GOAL => Only the number is wanted: how many lines of the data contain "University"?

Data items

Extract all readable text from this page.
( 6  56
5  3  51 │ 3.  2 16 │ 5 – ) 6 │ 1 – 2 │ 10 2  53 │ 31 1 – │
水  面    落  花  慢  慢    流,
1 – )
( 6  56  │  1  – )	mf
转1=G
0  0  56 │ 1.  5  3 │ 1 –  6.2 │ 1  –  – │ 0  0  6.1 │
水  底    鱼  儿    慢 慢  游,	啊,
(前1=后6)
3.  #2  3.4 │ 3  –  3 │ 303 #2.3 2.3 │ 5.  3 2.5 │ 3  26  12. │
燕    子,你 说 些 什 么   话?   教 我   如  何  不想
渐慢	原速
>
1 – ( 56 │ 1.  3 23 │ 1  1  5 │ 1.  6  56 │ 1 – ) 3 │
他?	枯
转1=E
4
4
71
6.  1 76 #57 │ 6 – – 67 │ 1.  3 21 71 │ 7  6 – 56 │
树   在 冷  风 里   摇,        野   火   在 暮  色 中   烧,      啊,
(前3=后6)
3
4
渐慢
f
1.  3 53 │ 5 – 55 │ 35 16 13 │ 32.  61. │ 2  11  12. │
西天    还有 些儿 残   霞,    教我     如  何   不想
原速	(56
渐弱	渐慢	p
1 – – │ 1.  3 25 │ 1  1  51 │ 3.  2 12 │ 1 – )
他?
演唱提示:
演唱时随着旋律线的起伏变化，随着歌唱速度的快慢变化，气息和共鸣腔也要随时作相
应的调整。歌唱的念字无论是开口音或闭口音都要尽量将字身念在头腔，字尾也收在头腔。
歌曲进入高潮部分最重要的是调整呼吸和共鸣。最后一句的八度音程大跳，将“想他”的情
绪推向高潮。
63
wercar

* * *

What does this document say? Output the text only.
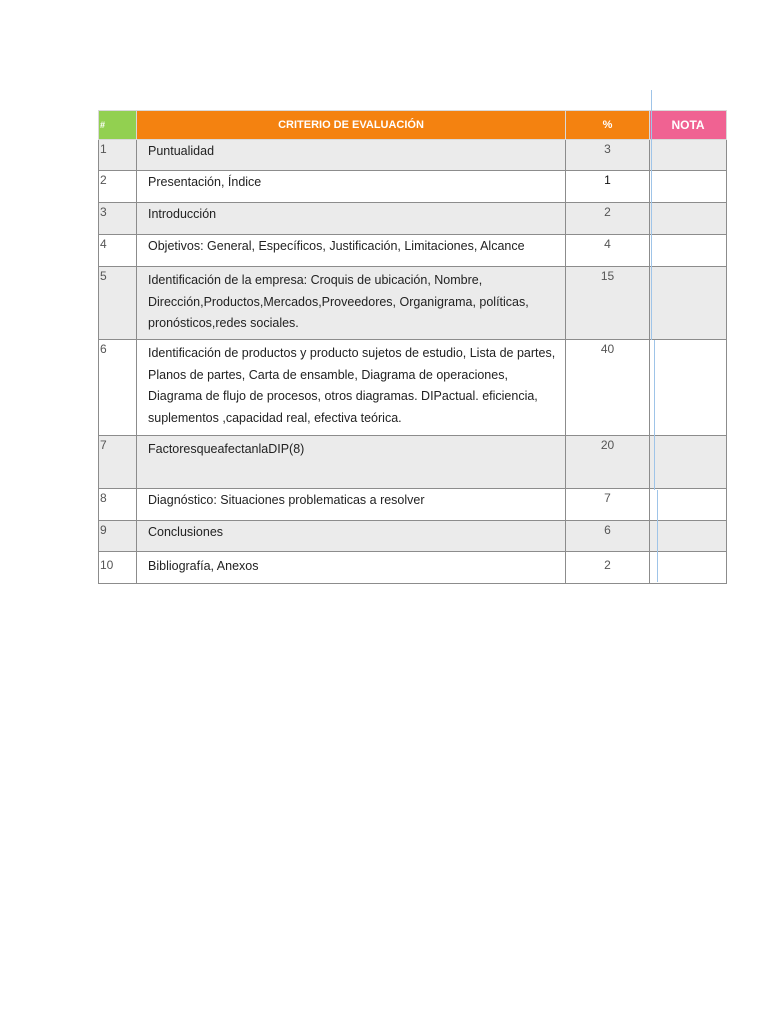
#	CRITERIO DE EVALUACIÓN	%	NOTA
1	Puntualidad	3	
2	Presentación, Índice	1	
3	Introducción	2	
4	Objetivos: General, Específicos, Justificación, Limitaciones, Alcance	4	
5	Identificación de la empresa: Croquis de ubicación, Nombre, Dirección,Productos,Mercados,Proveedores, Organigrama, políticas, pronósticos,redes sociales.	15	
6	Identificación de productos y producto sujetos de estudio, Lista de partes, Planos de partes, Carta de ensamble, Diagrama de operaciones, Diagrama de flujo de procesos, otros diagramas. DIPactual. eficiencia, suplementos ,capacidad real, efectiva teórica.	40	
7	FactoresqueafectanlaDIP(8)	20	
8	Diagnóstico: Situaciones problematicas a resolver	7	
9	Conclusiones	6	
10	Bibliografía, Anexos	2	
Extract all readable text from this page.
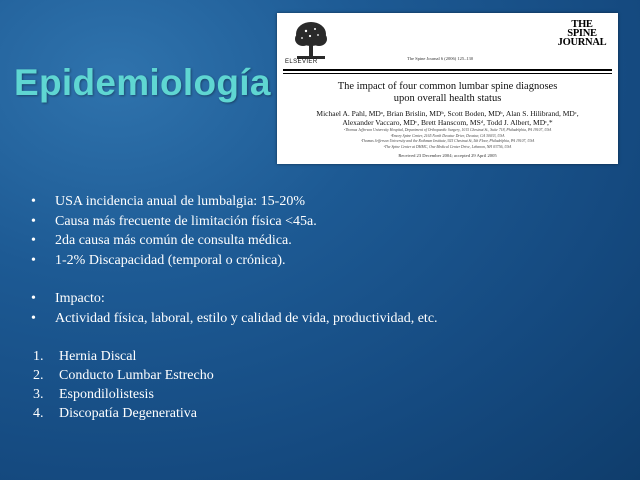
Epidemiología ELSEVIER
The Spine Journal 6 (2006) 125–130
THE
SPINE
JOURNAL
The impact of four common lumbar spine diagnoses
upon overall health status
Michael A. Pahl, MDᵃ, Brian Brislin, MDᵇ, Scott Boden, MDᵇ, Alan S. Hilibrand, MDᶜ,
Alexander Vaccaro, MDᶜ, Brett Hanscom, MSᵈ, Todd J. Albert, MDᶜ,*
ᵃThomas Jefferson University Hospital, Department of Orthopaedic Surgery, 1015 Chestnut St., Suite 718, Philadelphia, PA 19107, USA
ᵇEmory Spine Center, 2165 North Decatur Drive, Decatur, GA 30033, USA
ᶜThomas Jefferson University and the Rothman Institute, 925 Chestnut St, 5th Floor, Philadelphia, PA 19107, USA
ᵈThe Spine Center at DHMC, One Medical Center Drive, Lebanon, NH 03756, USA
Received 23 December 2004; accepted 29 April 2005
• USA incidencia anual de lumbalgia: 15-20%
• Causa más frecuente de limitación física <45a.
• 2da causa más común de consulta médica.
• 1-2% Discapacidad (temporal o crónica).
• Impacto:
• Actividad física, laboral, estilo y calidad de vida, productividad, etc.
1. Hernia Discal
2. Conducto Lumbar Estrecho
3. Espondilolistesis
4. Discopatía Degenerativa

...

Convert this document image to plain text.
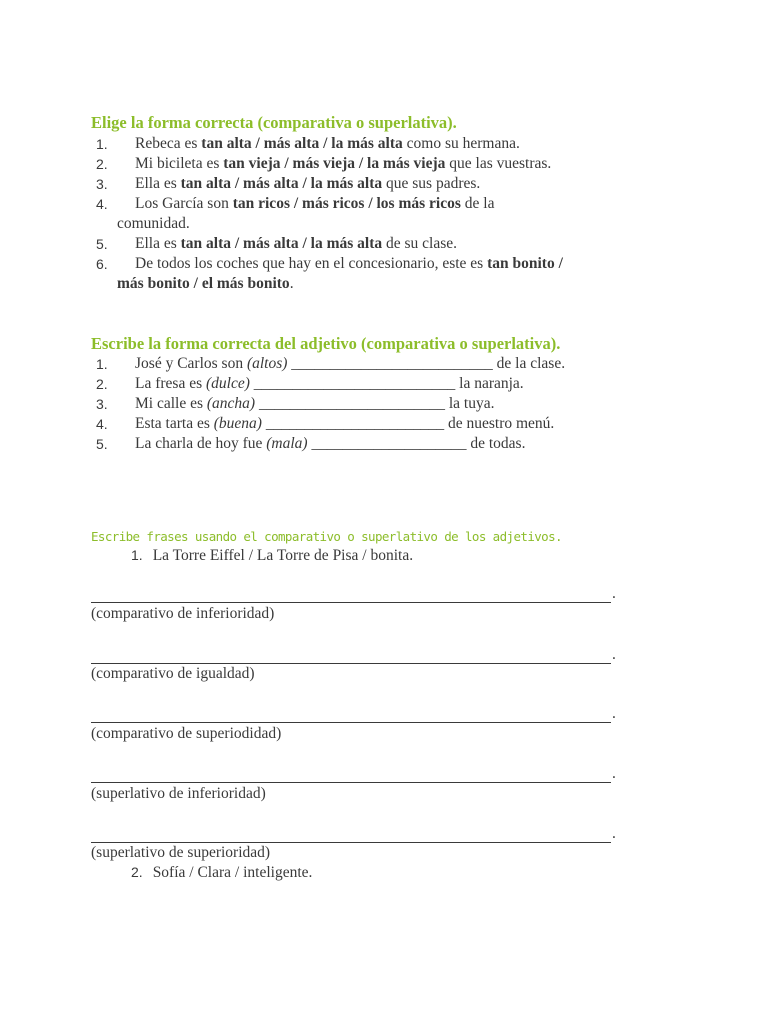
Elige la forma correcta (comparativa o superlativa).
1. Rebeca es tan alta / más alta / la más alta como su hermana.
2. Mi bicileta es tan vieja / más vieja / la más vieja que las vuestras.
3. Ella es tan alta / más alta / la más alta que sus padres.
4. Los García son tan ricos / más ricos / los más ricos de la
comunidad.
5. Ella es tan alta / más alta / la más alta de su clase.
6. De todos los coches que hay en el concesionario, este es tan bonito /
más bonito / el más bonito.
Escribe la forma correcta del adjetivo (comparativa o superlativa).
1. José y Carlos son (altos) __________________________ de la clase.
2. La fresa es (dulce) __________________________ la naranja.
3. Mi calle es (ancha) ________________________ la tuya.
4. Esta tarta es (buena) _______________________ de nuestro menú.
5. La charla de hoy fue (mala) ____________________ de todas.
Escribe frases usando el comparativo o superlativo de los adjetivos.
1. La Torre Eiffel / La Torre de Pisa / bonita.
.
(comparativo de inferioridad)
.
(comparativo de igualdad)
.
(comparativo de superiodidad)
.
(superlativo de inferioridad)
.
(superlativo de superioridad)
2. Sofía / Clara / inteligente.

EXPECTED OUTPUT => 2